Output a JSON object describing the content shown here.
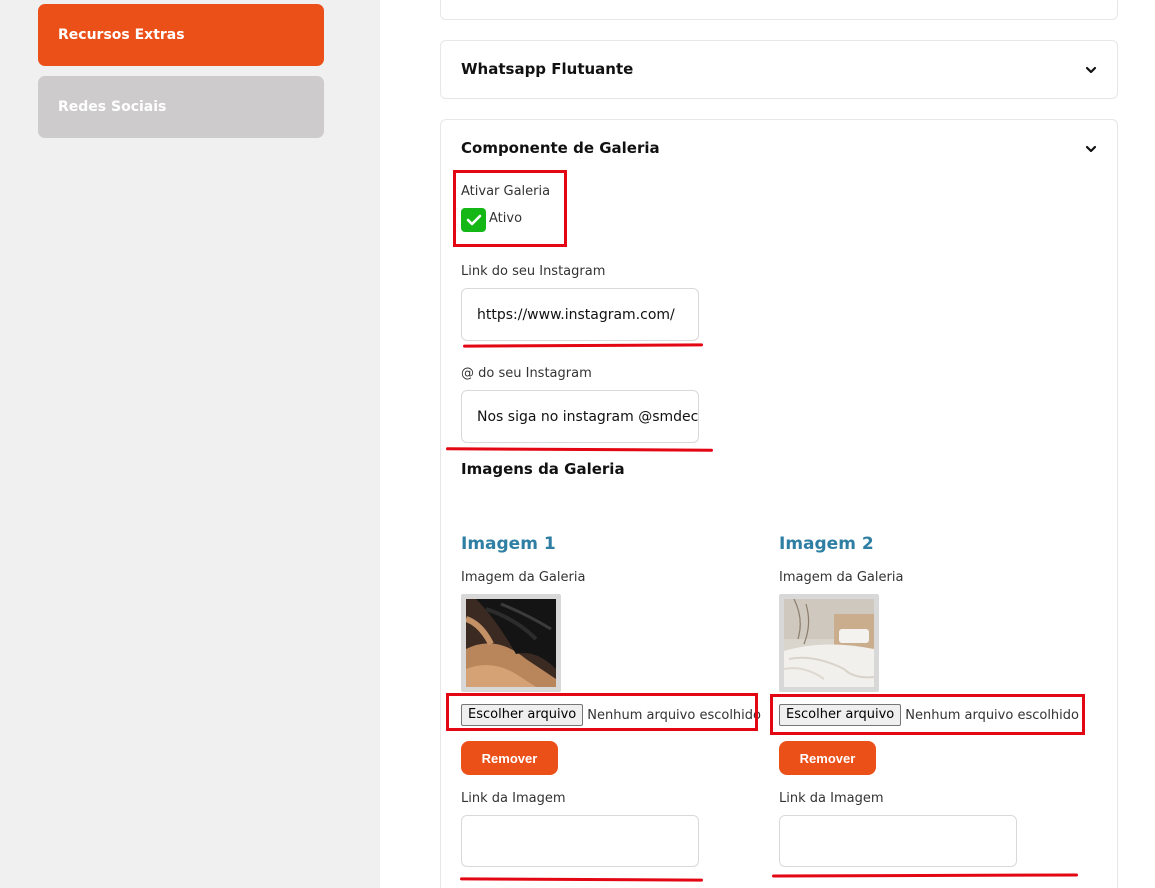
{
  "sidebar": {
    "items": [
      {
        "label": "Recursos Extras",
        "active": true
      },
      {
        "label": "Redes Sociais",
        "active": false
      }
    ]
  },
  "sections": {
    "whatsapp": {
      "title": "Whatsapp Flutuante",
      "icon": "chevron-down-icon"
    },
    "gallery": {
      "title": "Componente de Galeria",
      "icon": "chevron-down-icon",
      "activate_label": "Ativar Galeria",
      "activate_status": "Ativo",
      "instagram_link_label": "Link do seu Instagram",
      "instagram_link_value": "https://www.instagram.com/",
      "instagram_handle_label": "@ do seu Instagram",
      "instagram_handle_value": "Nos siga no instagram @smdeco",
      "images_heading": "Imagens da Galeria",
      "images": [
        {
          "title": "Imagem 1",
          "image_label": "Imagem da Galeria",
          "file_button": "Escolher arquivo",
          "file_status": "Nenhum arquivo escolhido",
          "remove_button": "Remover",
          "link_label": "Link da Imagem",
          "link_value": ""
        },
        {
          "title": "Imagem 2",
          "image_label": "Imagem da Galeria",
          "file_button": "Escolher arquivo",
          "file_status": "Nenhum arquivo escolhido",
          "remove_button": "Remover",
          "link_label": "Link da Imagem",
          "link_value": ""
        }
      ]
    }
  },
  "colors": {
    "accent": "#eb5019",
    "inactive": "#cdcbcc",
    "check": "#14b716",
    "annotation": "#e30613",
    "image_title": "#2e7fa3"
  }
}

WORK INSTRUCTIONS> Each line in the records above should be reproduced exactly; images are not copied.

WRITTEN ANSWER>
Output a JSON object describing the content shown here.
{
  "sidebar": {
    "items": [
      {
        "label": "Recursos Extras",
        "active": true
      },
      {
        "label": "Redes Sociais",
        "active": false
      }
    ]
  },
  "sections": {
    "whatsapp": {
      "title": "Whatsapp Flutuante",
      "icon": "chevron-down-icon"
    },
    "gallery": {
      "title": "Componente de Galeria",
      "icon": "chevron-down-icon",
      "activate_label": "Ativar Galeria",
      "activate_status": "Ativo",
      "instagram_link_label": "Link do seu Instagram",
      "instagram_link_value": "https://www.instagram.com/",
      "instagram_handle_label": "@ do seu Instagram",
      "instagram_handle_value": "Nos siga no instagram @smdeco",
      "images_heading": "Imagens da Galeria",
      "images": [
        {
          "title": "Imagem 1",
          "image_label": "Imagem da Galeria",
          "file_button": "Escolher arquivo",
          "file_status": "Nenhum arquivo escolhido",
          "remove_button": "Remover",
          "link_label": "Link da Imagem",
          "link_value": ""
        },
        {
          "title": "Imagem 2",
          "image_label": "Imagem da Galeria",
          "file_button": "Escolher arquivo",
          "file_status": "Nenhum arquivo escolhido",
          "remove_button": "Remover",
          "link_label": "Link da Imagem",
          "link_value": ""
        }
      ]
    }
  },
  "colors": {
    "accent": "#eb5019",
    "inactive": "#cdcbcc",
    "check": "#14b716",
    "annotation": "#e30613",
    "image_title": "#2e7fa3"
  }
}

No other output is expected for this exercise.